[Start Dataset entries]

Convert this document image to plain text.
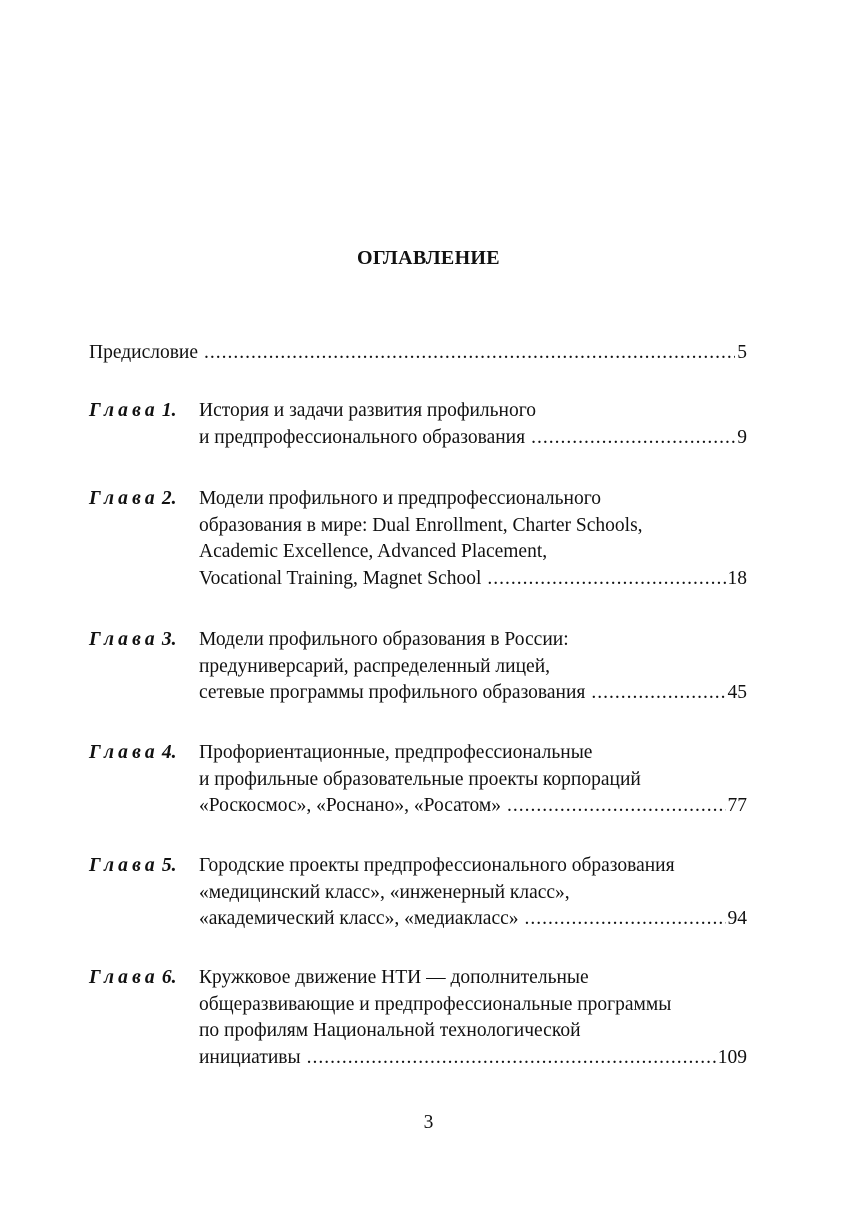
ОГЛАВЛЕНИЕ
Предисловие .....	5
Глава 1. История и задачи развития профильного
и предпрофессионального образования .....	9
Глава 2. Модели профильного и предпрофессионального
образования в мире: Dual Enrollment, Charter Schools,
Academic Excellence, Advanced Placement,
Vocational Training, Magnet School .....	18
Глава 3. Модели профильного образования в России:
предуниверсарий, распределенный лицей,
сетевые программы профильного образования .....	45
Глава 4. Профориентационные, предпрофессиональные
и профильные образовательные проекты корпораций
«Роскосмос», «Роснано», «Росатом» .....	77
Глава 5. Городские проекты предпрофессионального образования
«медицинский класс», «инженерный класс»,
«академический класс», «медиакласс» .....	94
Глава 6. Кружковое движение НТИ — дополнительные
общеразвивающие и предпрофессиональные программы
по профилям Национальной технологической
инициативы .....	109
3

[End Dataset entries]

Go through the listing above and quote it exactly, apart from its images.

▶ _Exercise response_:
Convert this document image to plain text.
ОГЛАВЛЕНИЕ
Предисловие .....	5
Глава 1. История и задачи развития профильного
и предпрофессионального образования .....	9
Глава 2. Модели профильного и предпрофессионального
образования в мире: Dual Enrollment, Charter Schools,
Academic Excellence, Advanced Placement,
Vocational Training, Magnet School .....	18
Глава 3. Модели профильного образования в России:
предуниверсарий, распределенный лицей,
сетевые программы профильного образования .....	45
Глава 4. Профориентационные, предпрофессиональные
и профильные образовательные проекты корпораций
«Роскосмос», «Роснано», «Росатом» .....	77
Глава 5. Городские проекты предпрофессионального образования
«медицинский класс», «инженерный класс»,
«академический класс», «медиакласс» .....	94
Глава 6. Кружковое движение НТИ — дополнительные
общеразвивающие и предпрофессиональные программы
по профилям Национальной технологической
инициативы .....	109
3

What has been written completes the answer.